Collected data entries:

=-=-=-=-=

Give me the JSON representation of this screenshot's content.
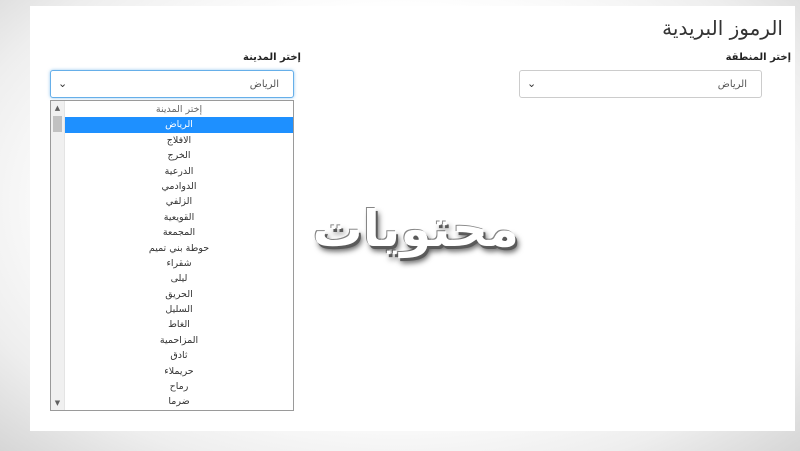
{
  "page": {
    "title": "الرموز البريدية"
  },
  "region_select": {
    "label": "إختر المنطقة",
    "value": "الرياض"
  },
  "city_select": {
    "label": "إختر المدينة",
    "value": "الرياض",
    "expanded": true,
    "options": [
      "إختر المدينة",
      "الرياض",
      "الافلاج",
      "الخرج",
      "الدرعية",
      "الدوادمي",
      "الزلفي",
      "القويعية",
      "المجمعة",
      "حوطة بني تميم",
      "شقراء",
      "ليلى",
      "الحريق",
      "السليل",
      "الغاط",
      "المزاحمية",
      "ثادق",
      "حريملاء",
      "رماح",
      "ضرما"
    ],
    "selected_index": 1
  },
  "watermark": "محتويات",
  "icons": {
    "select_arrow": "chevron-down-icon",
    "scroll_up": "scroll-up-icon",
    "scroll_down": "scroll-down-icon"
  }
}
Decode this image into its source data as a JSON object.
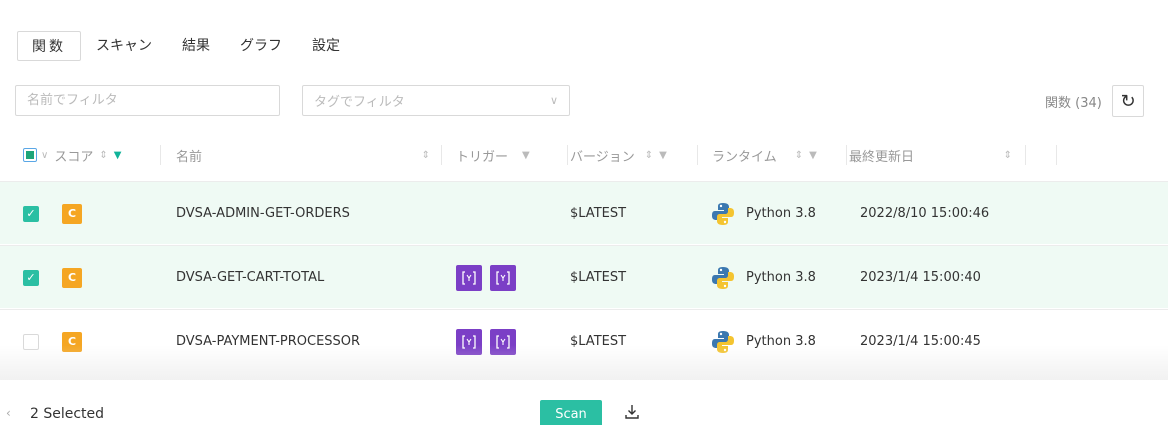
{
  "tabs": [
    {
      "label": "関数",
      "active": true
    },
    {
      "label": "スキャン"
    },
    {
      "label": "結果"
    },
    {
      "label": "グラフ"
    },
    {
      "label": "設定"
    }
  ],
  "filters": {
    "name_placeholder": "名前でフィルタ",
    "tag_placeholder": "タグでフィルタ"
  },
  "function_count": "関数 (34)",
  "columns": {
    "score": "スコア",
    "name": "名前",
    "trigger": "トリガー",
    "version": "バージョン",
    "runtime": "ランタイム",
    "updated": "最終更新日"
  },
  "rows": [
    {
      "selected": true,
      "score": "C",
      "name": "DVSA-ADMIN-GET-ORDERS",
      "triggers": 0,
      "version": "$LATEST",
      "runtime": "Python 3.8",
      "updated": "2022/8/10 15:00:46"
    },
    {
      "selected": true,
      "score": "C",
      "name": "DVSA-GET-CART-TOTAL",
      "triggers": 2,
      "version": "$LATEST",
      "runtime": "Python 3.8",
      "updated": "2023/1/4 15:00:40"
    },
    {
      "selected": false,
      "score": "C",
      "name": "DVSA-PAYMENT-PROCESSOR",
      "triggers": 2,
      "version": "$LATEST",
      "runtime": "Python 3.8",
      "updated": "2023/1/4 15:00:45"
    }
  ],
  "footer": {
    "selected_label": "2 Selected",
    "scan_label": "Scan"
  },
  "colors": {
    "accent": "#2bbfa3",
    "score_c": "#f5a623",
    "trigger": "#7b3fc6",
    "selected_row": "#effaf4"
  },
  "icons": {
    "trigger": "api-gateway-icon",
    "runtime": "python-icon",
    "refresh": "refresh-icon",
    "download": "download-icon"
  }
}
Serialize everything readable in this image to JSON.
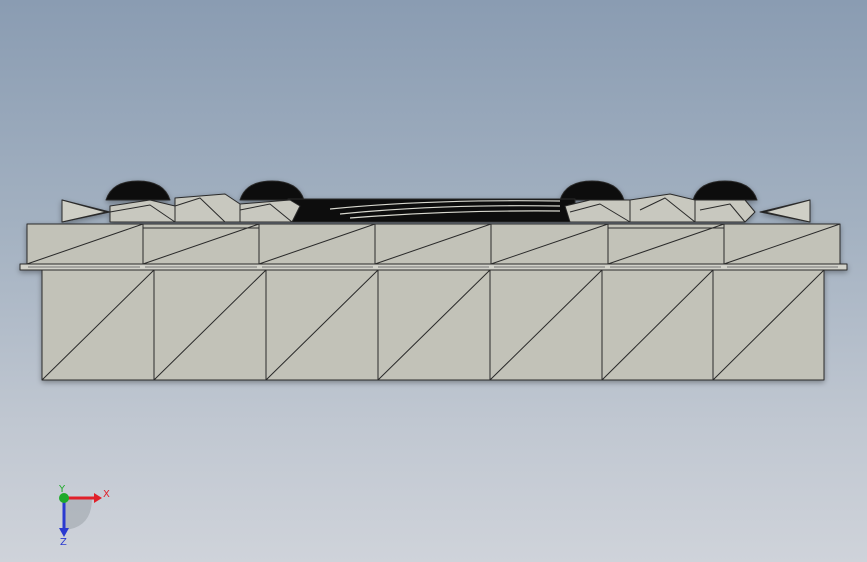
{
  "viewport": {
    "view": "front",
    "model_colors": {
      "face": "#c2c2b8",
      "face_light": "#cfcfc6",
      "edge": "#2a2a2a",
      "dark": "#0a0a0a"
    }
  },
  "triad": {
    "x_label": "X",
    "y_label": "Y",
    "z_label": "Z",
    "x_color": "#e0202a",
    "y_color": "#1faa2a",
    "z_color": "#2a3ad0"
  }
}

=-=-=-=-=

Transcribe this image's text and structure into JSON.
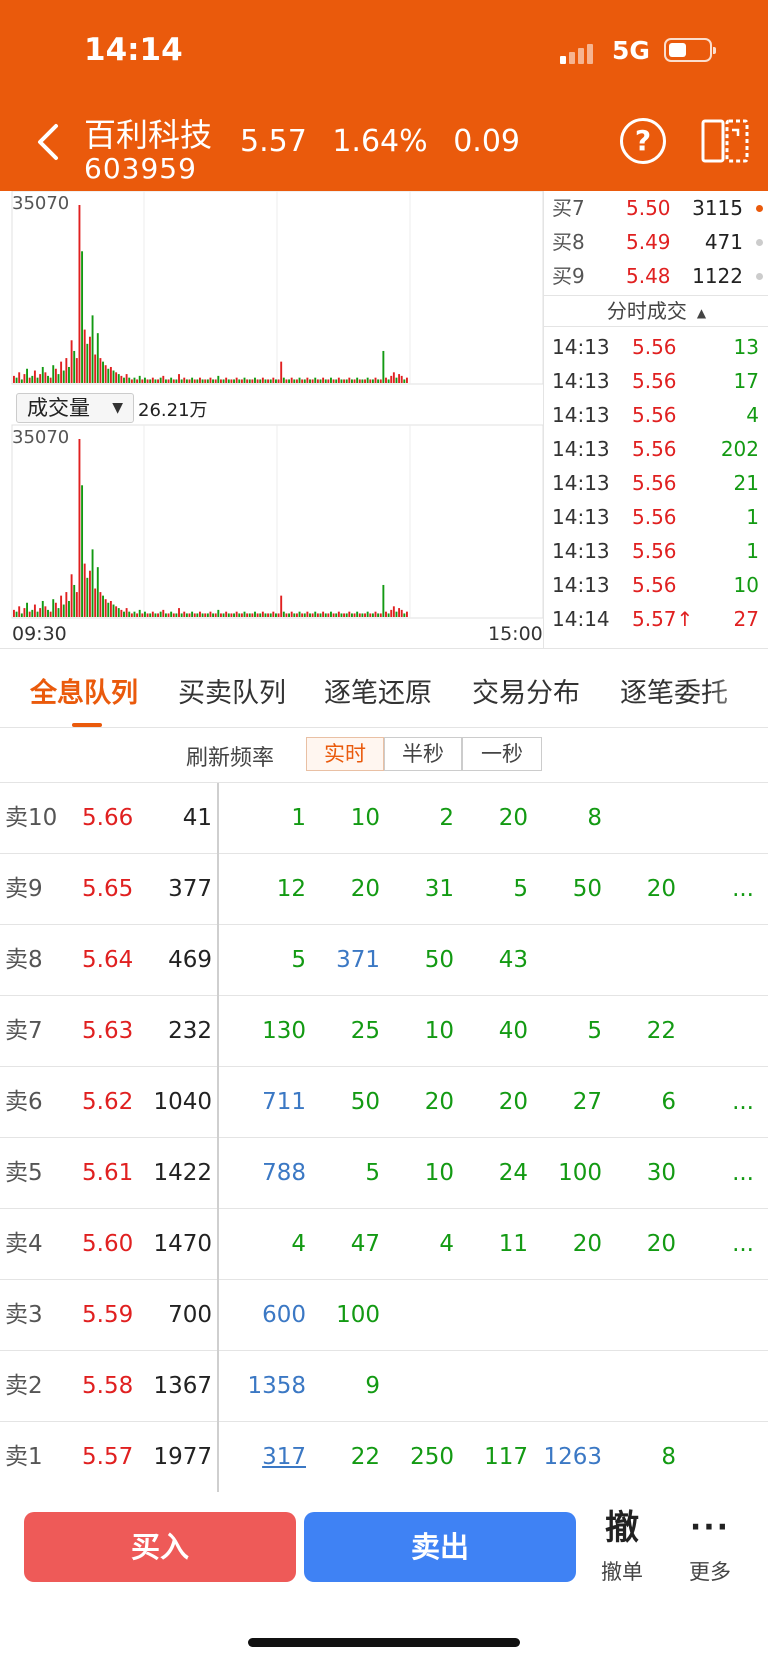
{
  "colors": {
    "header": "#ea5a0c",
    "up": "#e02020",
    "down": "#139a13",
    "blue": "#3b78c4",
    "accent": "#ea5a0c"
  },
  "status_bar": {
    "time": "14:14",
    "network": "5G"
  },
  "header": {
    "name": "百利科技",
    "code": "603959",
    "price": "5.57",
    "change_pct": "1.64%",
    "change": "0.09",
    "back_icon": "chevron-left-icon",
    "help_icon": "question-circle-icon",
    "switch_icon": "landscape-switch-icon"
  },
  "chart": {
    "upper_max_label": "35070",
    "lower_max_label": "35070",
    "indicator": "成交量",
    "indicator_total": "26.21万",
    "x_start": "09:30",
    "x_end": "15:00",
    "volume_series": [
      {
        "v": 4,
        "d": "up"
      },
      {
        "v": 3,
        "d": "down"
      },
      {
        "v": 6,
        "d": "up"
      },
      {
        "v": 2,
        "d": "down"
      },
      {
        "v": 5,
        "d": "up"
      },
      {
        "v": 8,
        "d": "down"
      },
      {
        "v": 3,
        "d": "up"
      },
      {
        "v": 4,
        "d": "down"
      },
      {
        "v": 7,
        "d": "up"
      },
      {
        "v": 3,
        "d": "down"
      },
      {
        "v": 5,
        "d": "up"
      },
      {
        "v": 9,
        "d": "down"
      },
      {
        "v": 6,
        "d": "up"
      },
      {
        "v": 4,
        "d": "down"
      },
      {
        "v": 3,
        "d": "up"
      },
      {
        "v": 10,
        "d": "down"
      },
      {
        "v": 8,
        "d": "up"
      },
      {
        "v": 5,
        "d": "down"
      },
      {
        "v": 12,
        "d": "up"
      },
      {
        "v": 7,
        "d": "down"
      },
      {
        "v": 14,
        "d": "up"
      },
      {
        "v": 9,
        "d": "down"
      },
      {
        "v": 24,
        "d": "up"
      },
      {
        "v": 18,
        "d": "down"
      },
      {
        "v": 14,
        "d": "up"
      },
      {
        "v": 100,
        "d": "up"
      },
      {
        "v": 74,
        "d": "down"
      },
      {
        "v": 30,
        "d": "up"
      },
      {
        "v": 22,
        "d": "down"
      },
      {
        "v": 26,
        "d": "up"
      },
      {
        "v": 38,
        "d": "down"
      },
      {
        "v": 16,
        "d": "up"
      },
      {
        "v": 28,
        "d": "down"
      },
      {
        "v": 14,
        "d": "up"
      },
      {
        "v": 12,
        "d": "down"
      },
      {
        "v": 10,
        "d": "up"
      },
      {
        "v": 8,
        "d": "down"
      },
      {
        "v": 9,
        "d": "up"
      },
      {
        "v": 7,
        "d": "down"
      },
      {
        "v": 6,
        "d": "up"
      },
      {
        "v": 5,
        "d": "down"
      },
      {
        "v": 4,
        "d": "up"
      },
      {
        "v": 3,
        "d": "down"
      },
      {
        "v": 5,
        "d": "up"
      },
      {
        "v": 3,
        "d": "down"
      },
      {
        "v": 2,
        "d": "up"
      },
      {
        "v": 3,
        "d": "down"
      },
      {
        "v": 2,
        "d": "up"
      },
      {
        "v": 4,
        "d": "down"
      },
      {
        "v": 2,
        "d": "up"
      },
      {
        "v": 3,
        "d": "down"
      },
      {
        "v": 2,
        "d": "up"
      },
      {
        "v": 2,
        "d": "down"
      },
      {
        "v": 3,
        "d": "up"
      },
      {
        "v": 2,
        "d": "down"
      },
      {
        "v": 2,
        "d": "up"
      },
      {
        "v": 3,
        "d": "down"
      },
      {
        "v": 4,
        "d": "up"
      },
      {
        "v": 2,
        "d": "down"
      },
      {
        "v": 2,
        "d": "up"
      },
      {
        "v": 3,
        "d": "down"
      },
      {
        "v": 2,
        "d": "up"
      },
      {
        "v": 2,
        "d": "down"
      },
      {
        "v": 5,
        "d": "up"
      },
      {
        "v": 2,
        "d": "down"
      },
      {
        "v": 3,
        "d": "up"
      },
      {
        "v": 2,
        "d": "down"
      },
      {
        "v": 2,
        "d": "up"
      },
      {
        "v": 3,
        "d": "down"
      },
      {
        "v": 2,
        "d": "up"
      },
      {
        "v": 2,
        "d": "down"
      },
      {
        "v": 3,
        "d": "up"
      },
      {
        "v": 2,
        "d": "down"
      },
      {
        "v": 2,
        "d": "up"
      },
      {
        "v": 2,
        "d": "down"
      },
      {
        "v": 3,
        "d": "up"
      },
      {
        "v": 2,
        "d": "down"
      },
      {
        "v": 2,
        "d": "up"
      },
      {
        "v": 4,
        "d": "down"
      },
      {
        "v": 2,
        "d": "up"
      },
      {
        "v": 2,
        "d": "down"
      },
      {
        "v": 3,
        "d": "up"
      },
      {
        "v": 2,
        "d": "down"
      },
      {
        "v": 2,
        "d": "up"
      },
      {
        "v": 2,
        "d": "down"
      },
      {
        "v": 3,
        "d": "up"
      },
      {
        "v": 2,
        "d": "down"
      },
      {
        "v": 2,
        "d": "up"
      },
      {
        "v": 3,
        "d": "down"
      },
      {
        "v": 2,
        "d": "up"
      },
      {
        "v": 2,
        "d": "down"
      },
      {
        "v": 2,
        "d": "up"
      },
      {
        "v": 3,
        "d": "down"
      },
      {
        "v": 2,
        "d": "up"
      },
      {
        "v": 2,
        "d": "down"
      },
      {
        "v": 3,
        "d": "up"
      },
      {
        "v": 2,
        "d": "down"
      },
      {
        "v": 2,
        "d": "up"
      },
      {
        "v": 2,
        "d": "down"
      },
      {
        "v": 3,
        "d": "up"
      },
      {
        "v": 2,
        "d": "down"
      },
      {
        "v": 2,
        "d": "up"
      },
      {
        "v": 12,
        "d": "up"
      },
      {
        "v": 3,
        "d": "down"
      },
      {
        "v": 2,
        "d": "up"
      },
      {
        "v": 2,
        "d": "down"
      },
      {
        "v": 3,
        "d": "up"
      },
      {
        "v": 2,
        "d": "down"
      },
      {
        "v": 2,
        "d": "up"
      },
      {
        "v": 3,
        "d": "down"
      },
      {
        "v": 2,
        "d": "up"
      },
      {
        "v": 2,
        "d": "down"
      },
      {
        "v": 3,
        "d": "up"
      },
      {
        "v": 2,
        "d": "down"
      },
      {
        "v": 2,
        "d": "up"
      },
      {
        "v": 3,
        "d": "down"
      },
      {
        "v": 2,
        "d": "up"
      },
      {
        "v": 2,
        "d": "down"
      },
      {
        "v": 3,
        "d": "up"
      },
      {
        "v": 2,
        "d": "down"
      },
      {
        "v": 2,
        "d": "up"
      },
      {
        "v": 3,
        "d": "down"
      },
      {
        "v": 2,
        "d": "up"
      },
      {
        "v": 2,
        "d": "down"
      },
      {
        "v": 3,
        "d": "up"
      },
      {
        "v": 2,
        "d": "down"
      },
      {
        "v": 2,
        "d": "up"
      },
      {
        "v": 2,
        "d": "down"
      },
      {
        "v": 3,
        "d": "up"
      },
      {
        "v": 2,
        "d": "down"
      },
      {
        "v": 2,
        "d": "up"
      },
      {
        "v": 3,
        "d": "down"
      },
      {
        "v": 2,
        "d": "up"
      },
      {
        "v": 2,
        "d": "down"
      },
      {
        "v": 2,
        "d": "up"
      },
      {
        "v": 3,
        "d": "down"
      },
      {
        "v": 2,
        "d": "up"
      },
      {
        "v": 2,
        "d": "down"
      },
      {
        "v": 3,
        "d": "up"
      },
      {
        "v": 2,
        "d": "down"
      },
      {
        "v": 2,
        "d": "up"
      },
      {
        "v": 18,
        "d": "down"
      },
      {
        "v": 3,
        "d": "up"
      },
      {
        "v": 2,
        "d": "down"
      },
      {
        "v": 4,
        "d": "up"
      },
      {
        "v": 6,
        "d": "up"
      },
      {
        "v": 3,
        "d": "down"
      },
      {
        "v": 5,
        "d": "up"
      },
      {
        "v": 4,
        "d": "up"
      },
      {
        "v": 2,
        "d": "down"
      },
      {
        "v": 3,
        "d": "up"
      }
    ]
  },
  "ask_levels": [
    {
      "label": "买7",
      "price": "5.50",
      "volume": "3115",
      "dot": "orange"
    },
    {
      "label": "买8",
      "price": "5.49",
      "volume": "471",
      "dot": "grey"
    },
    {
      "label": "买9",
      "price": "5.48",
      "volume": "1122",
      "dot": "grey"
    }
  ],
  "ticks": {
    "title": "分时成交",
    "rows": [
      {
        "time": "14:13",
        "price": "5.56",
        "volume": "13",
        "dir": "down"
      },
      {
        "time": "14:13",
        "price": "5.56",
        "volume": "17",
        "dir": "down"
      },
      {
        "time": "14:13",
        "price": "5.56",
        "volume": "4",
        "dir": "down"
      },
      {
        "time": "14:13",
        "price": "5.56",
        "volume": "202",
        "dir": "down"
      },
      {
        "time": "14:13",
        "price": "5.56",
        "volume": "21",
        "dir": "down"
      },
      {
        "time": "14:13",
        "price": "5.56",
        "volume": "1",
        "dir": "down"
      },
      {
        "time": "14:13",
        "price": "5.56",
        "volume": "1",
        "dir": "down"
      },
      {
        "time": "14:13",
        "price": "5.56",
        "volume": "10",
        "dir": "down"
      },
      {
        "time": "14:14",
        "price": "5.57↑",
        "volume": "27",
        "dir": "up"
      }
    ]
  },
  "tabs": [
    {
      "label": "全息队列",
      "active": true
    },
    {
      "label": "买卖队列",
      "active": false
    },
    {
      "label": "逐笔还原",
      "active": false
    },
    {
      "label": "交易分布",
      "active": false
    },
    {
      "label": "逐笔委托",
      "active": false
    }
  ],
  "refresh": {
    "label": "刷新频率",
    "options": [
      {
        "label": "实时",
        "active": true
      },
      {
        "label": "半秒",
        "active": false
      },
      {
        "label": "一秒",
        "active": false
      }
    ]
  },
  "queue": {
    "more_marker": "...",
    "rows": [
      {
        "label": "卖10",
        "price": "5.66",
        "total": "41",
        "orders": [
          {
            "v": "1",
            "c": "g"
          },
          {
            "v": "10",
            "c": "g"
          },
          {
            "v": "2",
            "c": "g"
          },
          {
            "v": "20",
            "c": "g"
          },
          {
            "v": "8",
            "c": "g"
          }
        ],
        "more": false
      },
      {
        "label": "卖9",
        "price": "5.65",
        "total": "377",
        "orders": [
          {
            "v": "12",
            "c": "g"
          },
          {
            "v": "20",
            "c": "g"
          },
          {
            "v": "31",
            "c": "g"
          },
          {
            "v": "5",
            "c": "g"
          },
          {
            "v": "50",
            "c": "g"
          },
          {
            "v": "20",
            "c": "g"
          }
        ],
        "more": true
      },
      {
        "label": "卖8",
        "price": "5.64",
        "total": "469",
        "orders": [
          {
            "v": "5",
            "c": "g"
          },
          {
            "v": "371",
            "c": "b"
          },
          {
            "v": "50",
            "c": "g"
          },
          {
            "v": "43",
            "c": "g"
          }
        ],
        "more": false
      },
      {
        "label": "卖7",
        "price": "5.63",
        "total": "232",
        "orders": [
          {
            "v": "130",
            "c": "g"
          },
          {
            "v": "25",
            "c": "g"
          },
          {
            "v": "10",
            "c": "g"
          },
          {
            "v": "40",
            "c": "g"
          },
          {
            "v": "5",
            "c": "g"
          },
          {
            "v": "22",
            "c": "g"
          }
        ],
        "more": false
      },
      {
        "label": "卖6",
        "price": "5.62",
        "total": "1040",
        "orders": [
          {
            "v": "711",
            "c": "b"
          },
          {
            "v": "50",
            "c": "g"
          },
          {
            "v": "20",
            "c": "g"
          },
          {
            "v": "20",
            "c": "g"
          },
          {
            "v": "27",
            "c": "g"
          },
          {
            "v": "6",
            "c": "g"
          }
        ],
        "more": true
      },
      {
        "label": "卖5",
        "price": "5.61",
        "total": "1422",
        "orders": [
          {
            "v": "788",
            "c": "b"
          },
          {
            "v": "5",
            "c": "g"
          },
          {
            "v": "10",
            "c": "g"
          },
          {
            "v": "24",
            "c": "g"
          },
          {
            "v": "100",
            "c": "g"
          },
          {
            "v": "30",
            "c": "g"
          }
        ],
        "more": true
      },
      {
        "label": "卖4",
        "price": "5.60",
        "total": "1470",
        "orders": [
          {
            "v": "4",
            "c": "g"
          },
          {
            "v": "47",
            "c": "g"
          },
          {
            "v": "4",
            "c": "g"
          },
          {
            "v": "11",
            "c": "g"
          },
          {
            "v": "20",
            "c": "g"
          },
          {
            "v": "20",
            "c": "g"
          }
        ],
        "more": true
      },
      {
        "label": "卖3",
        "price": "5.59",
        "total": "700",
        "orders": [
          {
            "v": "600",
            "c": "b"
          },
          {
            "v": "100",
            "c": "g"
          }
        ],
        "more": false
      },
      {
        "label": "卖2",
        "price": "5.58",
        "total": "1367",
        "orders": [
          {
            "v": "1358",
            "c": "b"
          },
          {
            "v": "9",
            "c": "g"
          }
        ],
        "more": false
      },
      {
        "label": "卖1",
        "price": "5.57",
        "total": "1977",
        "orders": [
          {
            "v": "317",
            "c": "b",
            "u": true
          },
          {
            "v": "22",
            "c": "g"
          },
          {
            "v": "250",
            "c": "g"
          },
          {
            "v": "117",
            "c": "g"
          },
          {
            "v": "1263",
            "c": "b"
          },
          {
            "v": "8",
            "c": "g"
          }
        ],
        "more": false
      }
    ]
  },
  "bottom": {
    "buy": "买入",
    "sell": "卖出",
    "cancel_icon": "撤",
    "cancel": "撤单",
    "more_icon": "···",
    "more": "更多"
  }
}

=-=-=-=-=

◆ **What the task requires**:
Reproduce every line from the entries that holds the word "إختر".

◆ **Response for this exercise**:
    "label": "إختر المنطقة",
    "label": "إختر المدينة",
      "إختر المدينة",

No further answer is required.